:: Objective ::
Extract the full set of records that follows, word for word.

:: Records from a collection ::
%%

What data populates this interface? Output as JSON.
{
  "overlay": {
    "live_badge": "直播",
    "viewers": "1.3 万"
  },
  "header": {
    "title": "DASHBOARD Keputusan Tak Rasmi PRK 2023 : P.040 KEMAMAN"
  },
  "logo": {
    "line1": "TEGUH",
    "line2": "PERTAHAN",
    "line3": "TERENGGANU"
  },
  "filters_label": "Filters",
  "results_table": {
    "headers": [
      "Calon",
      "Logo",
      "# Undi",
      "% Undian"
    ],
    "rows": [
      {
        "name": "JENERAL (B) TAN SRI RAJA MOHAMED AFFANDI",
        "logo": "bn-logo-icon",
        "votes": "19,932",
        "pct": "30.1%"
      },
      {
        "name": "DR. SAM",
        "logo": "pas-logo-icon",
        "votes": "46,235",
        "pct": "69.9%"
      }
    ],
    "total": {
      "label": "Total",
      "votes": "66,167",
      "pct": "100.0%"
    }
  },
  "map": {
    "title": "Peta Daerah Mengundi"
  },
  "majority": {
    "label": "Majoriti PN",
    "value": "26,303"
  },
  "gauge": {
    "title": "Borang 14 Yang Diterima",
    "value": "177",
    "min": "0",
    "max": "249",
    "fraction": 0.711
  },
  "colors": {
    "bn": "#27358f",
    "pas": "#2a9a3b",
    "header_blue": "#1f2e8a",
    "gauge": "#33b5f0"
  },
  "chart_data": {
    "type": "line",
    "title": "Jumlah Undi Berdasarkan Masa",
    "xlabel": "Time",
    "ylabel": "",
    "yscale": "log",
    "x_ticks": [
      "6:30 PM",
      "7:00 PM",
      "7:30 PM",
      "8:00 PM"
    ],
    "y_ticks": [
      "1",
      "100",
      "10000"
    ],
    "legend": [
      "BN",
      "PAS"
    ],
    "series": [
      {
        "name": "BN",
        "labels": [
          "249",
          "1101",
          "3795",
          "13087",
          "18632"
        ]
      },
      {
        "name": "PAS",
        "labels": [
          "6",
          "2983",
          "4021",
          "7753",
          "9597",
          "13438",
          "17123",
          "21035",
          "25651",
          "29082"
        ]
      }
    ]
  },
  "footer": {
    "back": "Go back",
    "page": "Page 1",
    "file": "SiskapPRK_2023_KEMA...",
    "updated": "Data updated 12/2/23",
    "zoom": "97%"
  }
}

%%

:: Answer to the exercise ::
What data populates this interface? Output as JSON.
{
  "overlay": {
    "live_badge": "直播",
    "viewers": "1.3 万"
  },
  "header": {
    "title": "DASHBOARD Keputusan Tak Rasmi PRK 2023 : P.040 KEMAMAN"
  },
  "logo": {
    "line1": "TEGUH",
    "line2": "PERTAHAN",
    "line3": "TERENGGANU"
  },
  "filters_label": "Filters",
  "results_table": {
    "headers": [
      "Calon",
      "Logo",
      "# Undi",
      "% Undian"
    ],
    "rows": [
      {
        "name": "JENERAL (B) TAN SRI RAJA MOHAMED AFFANDI",
        "logo": "bn-logo-icon",
        "votes": "19,932",
        "pct": "30.1%"
      },
      {
        "name": "DR. SAM",
        "logo": "pas-logo-icon",
        "votes": "46,235",
        "pct": "69.9%"
      }
    ],
    "total": {
      "label": "Total",
      "votes": "66,167",
      "pct": "100.0%"
    }
  },
  "map": {
    "title": "Peta Daerah Mengundi"
  },
  "majority": {
    "label": "Majoriti PN",
    "value": "26,303"
  },
  "gauge": {
    "title": "Borang 14 Yang Diterima",
    "value": "177",
    "min": "0",
    "max": "249",
    "fraction": 0.711
  },
  "colors": {
    "bn": "#27358f",
    "pas": "#2a9a3b",
    "header_blue": "#1f2e8a",
    "gauge": "#33b5f0"
  },
  "chart_data": {
    "type": "line",
    "title": "Jumlah Undi Berdasarkan Masa",
    "xlabel": "Time",
    "ylabel": "",
    "yscale": "log",
    "x_ticks": [
      "6:30 PM",
      "7:00 PM",
      "7:30 PM",
      "8:00 PM"
    ],
    "y_ticks": [
      "1",
      "100",
      "10000"
    ],
    "legend": [
      "BN",
      "PAS"
    ],
    "series": [
      {
        "name": "BN",
        "labels": [
          "249",
          "1101",
          "3795",
          "13087",
          "18632"
        ]
      },
      {
        "name": "PAS",
        "labels": [
          "6",
          "2983",
          "4021",
          "7753",
          "9597",
          "13438",
          "17123",
          "21035",
          "25651",
          "29082"
        ]
      }
    ]
  },
  "footer": {
    "back": "Go back",
    "page": "Page 1",
    "file": "SiskapPRK_2023_KEMA...",
    "updated": "Data updated 12/2/23",
    "zoom": "97%"
  }
}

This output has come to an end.